Supplied information
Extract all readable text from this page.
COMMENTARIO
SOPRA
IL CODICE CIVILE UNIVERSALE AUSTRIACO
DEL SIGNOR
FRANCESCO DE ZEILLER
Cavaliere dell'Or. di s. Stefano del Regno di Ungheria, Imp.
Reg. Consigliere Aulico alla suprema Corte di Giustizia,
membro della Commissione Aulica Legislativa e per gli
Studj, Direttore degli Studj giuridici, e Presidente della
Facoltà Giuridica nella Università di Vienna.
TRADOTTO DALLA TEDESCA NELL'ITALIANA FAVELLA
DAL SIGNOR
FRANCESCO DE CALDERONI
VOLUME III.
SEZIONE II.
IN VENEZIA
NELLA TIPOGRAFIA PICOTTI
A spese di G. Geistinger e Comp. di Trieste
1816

What needs to be done
Print the material verbatim, all of it.

The output
Extract all readable text from this page.
COMMENTARIO
SOPRA
IL CODICE CIVILE UNIVERSALE AUSTRIACO
DEL SIGNOR
FRANCESCO DE ZEILLER
Cavaliere dell'Or. di s. Stefano del Regno di Ungheria, Imp.
Reg. Consigliere Aulico alla suprema Corte di Giustizia,
membro della Commissione Aulica Legislativa e per gli
Studj, Direttore degli Studj giuridici, e Presidente della
Facoltà Giuridica nella Università di Vienna.
TRADOTTO DALLA TEDESCA NELL'ITALIANA FAVELLA
DAL SIGNOR
FRANCESCO DE CALDERONI
VOLUME III.
SEZIONE II.
IN VENEZIA
NELLA TIPOGRAFIA PICOTTI
A spese di G. Geistinger e Comp. di Trieste
1816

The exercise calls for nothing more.